## DATASET
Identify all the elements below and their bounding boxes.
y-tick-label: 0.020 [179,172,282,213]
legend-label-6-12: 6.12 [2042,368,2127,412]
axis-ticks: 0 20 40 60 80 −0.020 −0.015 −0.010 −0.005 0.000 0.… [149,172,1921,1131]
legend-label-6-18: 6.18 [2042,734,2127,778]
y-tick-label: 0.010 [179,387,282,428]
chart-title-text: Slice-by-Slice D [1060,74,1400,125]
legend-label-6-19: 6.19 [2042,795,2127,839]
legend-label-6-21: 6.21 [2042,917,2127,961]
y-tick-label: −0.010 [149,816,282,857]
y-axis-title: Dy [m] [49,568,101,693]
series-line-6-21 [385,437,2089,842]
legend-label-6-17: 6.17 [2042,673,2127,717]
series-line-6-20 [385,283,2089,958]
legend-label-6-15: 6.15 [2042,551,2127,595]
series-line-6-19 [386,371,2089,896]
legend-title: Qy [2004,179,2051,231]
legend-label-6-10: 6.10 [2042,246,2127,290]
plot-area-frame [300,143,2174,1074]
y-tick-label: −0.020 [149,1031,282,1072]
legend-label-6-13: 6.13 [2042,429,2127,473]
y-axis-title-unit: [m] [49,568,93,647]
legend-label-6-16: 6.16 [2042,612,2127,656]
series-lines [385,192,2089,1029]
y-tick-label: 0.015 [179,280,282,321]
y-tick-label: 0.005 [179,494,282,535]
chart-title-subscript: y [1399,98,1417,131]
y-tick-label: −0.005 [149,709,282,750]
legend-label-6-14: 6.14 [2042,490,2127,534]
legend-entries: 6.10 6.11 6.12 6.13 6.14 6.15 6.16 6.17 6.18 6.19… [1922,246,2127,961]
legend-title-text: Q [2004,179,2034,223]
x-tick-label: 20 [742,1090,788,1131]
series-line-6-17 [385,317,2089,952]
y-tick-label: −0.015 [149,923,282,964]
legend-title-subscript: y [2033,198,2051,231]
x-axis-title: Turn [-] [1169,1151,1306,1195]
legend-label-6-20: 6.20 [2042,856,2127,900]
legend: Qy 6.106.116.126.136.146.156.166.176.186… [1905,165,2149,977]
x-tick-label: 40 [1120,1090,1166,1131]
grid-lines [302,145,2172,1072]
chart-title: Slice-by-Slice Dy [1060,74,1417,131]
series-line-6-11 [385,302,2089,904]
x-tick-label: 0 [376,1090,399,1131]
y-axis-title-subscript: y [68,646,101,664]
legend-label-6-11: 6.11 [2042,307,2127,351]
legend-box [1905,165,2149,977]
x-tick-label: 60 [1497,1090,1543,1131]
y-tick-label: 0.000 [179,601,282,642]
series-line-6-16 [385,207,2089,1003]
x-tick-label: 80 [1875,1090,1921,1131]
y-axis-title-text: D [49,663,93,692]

## PROBLEM
State how many lines of the items above contain the string "axis", giving only the number.

## EXERCISE ANSWER
6